- Supplied data -
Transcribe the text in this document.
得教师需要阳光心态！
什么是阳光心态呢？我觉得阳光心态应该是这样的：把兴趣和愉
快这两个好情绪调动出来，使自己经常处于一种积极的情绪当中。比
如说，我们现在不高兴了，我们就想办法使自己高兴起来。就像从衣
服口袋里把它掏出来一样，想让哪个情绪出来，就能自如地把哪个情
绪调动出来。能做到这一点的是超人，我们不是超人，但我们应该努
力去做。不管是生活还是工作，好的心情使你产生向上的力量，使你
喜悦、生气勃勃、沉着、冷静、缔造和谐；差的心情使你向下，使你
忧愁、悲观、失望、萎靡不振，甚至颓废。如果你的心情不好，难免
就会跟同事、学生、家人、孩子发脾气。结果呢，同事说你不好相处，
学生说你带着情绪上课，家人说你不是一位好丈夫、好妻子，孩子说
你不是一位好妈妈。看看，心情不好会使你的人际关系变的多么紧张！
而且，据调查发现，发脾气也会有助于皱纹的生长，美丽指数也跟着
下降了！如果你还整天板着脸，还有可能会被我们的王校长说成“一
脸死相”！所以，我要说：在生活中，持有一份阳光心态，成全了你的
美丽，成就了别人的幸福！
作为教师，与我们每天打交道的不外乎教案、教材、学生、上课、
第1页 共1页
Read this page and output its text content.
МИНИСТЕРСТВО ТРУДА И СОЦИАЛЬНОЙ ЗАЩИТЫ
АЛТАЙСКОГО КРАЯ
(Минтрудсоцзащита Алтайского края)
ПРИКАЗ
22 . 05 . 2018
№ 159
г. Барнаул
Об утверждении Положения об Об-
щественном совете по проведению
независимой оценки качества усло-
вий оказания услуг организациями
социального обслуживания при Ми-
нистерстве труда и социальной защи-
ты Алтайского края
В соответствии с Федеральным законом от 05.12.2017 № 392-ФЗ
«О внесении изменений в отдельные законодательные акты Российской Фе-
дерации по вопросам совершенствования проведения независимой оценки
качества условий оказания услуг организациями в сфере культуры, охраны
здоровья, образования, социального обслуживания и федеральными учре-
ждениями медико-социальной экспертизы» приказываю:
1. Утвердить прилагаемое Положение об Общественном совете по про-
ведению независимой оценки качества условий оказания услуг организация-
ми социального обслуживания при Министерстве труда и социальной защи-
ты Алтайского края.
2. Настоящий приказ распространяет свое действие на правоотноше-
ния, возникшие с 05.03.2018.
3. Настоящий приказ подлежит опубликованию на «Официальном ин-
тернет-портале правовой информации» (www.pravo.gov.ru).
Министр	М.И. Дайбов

- Set task -
Going through the lines above one by one, tally those with the word "text" and give only the total.

- Written response -
2